§ The data:

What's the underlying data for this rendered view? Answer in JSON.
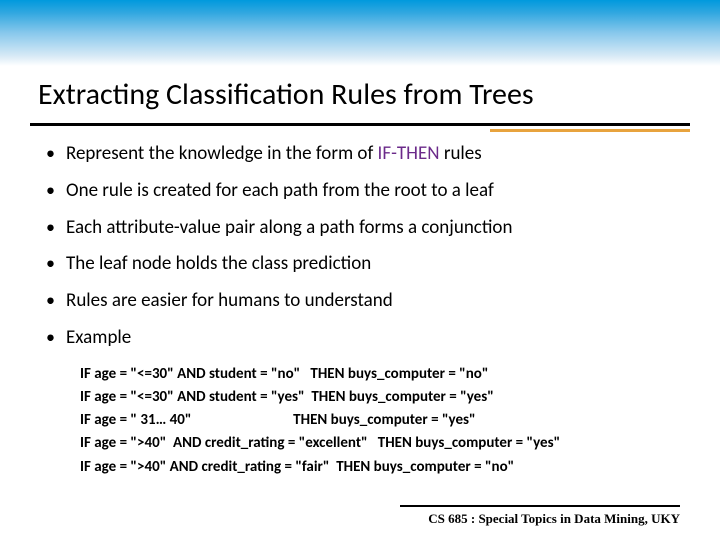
{
  "title": "Extracting Classification Rules from Trees",
  "bullets": [
    {
      "prefix": "Represent the knowledge in the form of ",
      "highlight": "IF-THEN",
      "suffix": " rules"
    },
    {
      "text": "One rule is created for each path from the root to a leaf"
    },
    {
      "text": "Each attribute-value pair along a path forms a conjunction"
    },
    {
      "text": "The leaf node holds the class prediction"
    },
    {
      "text": "Rules are easier for humans to understand"
    },
    {
      "text": "Example"
    }
  ],
  "examples": [
    "IF age = \"<=30\" AND student = \"no\"   THEN buys_computer = \"no\"",
    "IF age = \"<=30\" AND student = \"yes\"  THEN buys_computer = \"yes\"",
    "IF age = \" 31… 40\"                              THEN buys_computer = \"yes\"",
    "IF age = \">40\"  AND credit_rating = \"excellent\"   THEN buys_computer = \"yes\"",
    "IF age = \">40\" AND credit_rating = \"fair\"  THEN buys_computer = \"no\""
  ],
  "footer": "CS 685 : Special Topics in Data Mining, UKY",
  "colors": {
    "highlight": "#6b2a8a",
    "gradient_top": "#0099dd",
    "accent": "#e8a33d"
  }
}
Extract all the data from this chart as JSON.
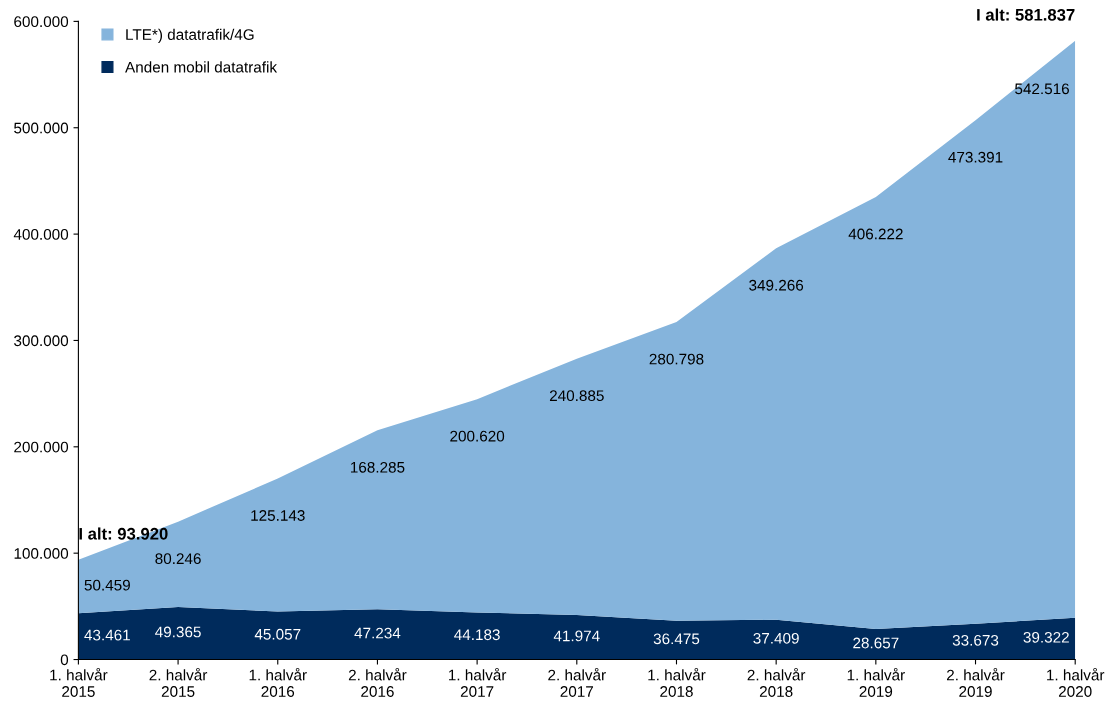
{
  "chart_data": {
    "type": "area",
    "stacked": true,
    "categories": [
      "1. halvår\n2015",
      "2. halvår\n2015",
      "1. halvår\n2016",
      "2. halvår\n2016",
      "1. halvår\n2017",
      "2. halvår\n2017",
      "1. halvår\n2018",
      "2. halvår\n2018",
      "1. halvår\n2019",
      "2. halvår\n2019",
      "1. halvår\n2020"
    ],
    "series": [
      {
        "name": "Anden mobil datatrafik",
        "color": "#002b5c",
        "values": [
          43461,
          49365,
          45057,
          47234,
          44183,
          41974,
          36475,
          37409,
          28657,
          33673,
          39322
        ],
        "value_labels": [
          "43.461",
          "49.365",
          "45.057",
          "47.234",
          "44.183",
          "41.974",
          "36.475",
          "37.409",
          "28.657",
          "33.673",
          "39.322"
        ]
      },
      {
        "name": "LTE*) datatrafik/4G",
        "color": "#85b4dc",
        "values": [
          50459,
          80246,
          125143,
          168285,
          200620,
          240885,
          280798,
          349266,
          406222,
          473391,
          542516
        ],
        "value_labels": [
          "50.459",
          "80.246",
          "125.143",
          "168.285",
          "200.620",
          "240.885",
          "280.798",
          "349.266",
          "406.222",
          "473.391",
          "542.516"
        ]
      }
    ],
    "ylim": [
      0,
      600000
    ],
    "yticks": [
      {
        "value": 0,
        "label": "0"
      },
      {
        "value": 100000,
        "label": "100.000"
      },
      {
        "value": 200000,
        "label": "200.000"
      },
      {
        "value": 300000,
        "label": "300.000"
      },
      {
        "value": 400000,
        "label": "400.000"
      },
      {
        "value": 500000,
        "label": "500.000"
      },
      {
        "value": 600000,
        "label": "600.000"
      }
    ],
    "annotations": [
      {
        "text": "I alt: 93.920",
        "x": "1. halvår\n2015",
        "y": 93920
      },
      {
        "text": "I alt: 581.837",
        "x": "1. halvår\n2020",
        "y": 581837
      }
    ],
    "legend": "top left",
    "grid": false
  }
}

§ The problem: Drop the pictures and reproduce the rest of the entries above exactly.

§ Exercise response:
What's the underlying data for this rendered view? Answer in JSON.
{
  "title": "Extracting Classification Rules from Trees",
  "bullets": [
    {
      "prefix": "Represent the knowledge in the form of ",
      "highlight": "IF-THEN",
      "suffix": " rules"
    },
    {
      "text": "One rule is created for each path from the root to a leaf"
    },
    {
      "text": "Each attribute-value pair along a path forms a conjunction"
    },
    {
      "text": "The leaf node holds the class prediction"
    },
    {
      "text": "Rules are easier for humans to understand"
    },
    {
      "text": "Example"
    }
  ],
  "examples": [
    "IF age = \"<=30\" AND student = \"no\"   THEN buys_computer = \"no\"",
    "IF age = \"<=30\" AND student = \"yes\"  THEN buys_computer = \"yes\"",
    "IF age = \" 31… 40\"                              THEN buys_computer = \"yes\"",
    "IF age = \">40\"  AND credit_rating = \"excellent\"   THEN buys_computer = \"yes\"",
    "IF age = \">40\" AND credit_rating = \"fair\"  THEN buys_computer = \"no\""
  ],
  "footer": "CS 685 : Special Topics in Data Mining, UKY",
  "colors": {
    "highlight": "#6b2a8a",
    "gradient_top": "#0099dd",
    "accent": "#e8a33d"
  }
}
Extract all the data from this chart as JSON.
{
  "chart_data": {
    "type": "area",
    "stacked": true,
    "categories": [
      "1. halvår\n2015",
      "2. halvår\n2015",
      "1. halvår\n2016",
      "2. halvår\n2016",
      "1. halvår\n2017",
      "2. halvår\n2017",
      "1. halvår\n2018",
      "2. halvår\n2018",
      "1. halvår\n2019",
      "2. halvår\n2019",
      "1. halvår\n2020"
    ],
    "series": [
      {
        "name": "Anden mobil datatrafik",
        "color": "#002b5c",
        "values": [
          43461,
          49365,
          45057,
          47234,
          44183,
          41974,
          36475,
          37409,
          28657,
          33673,
          39322
        ],
        "value_labels": [
          "43.461",
          "49.365",
          "45.057",
          "47.234",
          "44.183",
          "41.974",
          "36.475",
          "37.409",
          "28.657",
          "33.673",
          "39.322"
        ]
      },
      {
        "name": "LTE*) datatrafik/4G",
        "color": "#85b4dc",
        "values": [
          50459,
          80246,
          125143,
          168285,
          200620,
          240885,
          280798,
          349266,
          406222,
          473391,
          542516
        ],
        "value_labels": [
          "50.459",
          "80.246",
          "125.143",
          "168.285",
          "200.620",
          "240.885",
          "280.798",
          "349.266",
          "406.222",
          "473.391",
          "542.516"
        ]
      }
    ],
    "ylim": [
      0,
      600000
    ],
    "yticks": [
      {
        "value": 0,
        "label": "0"
      },
      {
        "value": 100000,
        "label": "100.000"
      },
      {
        "value": 200000,
        "label": "200.000"
      },
      {
        "value": 300000,
        "label": "300.000"
      },
      {
        "value": 400000,
        "label": "400.000"
      },
      {
        "value": 500000,
        "label": "500.000"
      },
      {
        "value": 600000,
        "label": "600.000"
      }
    ],
    "annotations": [
      {
        "text": "I alt: 93.920",
        "x": "1. halvår\n2015",
        "y": 93920
      },
      {
        "text": "I alt: 581.837",
        "x": "1. halvår\n2020",
        "y": 581837
      }
    ],
    "legend": "top left",
    "grid": false
  }
}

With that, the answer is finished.